### Goal
Every line that holds "value" should be shown.

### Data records
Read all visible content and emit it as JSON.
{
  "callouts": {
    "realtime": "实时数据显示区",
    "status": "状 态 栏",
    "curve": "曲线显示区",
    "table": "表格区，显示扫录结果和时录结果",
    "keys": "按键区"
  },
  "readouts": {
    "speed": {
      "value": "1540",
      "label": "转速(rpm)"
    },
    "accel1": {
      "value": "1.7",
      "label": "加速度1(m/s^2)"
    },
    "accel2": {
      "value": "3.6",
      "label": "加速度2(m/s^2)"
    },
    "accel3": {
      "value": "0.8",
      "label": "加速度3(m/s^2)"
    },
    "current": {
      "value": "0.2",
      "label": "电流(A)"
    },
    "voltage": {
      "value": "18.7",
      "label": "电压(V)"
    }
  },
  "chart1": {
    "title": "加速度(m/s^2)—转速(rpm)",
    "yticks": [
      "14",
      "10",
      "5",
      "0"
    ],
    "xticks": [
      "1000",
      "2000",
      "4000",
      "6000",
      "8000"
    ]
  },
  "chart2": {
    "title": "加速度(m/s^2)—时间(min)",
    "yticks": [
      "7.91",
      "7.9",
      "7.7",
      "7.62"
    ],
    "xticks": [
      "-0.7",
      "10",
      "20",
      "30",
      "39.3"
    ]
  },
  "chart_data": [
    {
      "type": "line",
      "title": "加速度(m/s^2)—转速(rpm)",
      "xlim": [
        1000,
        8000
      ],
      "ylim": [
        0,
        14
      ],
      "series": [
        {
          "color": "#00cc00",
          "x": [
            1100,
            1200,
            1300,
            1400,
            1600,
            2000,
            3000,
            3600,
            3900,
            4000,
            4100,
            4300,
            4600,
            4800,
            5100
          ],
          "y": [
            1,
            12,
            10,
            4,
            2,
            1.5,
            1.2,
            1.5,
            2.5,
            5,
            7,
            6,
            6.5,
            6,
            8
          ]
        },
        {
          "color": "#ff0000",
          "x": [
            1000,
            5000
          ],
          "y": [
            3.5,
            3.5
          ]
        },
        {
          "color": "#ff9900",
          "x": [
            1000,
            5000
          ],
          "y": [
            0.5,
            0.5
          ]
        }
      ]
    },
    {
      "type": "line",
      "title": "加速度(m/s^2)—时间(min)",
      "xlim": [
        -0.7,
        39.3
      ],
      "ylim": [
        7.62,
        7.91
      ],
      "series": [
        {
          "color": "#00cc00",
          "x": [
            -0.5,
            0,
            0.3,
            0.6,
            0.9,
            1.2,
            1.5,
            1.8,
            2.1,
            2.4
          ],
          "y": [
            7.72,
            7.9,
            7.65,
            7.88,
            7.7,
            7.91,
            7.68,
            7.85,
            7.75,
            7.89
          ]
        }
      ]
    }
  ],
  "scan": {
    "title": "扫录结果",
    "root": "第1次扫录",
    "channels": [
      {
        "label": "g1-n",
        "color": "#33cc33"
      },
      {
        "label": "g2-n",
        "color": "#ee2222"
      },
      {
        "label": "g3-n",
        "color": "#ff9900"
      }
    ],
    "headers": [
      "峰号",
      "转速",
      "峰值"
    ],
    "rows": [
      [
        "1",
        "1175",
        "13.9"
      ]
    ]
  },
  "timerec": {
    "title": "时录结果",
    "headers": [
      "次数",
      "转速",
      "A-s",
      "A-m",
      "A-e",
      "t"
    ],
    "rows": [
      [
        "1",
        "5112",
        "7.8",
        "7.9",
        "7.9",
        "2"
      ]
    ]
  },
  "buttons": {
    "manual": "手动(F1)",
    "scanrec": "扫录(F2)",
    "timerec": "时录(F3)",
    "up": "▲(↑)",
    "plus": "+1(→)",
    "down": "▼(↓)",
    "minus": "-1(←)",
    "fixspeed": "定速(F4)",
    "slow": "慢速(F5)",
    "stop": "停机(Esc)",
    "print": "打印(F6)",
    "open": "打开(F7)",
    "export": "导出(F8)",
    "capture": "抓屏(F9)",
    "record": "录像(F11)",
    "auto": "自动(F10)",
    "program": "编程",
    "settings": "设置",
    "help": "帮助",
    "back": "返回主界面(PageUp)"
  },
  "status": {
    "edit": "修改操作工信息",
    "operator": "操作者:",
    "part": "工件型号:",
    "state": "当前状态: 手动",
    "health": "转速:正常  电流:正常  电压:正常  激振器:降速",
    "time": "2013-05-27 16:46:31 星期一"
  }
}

### Solved exercise
      "value": "1540",
      "value": "1.7",
      "value": "3.6",
      "value": "0.8",
      "value": "0.2",
      "value": "18.7",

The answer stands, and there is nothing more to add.